>> start The records

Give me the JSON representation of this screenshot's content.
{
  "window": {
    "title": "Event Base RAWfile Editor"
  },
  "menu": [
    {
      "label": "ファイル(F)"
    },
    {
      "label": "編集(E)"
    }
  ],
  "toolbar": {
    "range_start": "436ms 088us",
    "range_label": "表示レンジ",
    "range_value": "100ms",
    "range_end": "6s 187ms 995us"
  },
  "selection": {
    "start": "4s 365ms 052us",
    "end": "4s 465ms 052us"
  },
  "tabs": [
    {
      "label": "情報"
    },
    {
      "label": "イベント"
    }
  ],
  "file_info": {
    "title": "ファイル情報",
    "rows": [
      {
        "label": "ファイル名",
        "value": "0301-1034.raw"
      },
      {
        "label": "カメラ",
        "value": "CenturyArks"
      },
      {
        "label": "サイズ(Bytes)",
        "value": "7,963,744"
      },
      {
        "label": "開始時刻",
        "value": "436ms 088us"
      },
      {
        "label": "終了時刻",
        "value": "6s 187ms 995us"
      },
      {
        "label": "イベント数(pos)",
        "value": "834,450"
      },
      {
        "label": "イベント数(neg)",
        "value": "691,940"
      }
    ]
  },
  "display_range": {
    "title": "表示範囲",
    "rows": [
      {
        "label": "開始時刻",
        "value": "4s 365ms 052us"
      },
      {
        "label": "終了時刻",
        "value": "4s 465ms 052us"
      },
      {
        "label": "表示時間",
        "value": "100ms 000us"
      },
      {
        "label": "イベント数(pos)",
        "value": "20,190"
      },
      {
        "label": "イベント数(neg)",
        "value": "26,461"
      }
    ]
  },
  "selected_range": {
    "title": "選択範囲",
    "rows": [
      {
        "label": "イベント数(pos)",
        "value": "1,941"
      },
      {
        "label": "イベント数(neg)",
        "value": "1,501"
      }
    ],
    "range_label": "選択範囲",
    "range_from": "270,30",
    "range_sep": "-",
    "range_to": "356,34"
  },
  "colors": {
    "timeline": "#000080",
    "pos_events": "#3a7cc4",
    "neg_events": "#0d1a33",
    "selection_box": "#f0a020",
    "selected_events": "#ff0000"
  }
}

>> end The records

### Request:
Pull every line holding "title" out of the records.

### Task answer:
    "title": "Event Base RAWfile Editor"
    "title": "ファイル情報",
    "title": "表示範囲",
    "title": "選択範囲",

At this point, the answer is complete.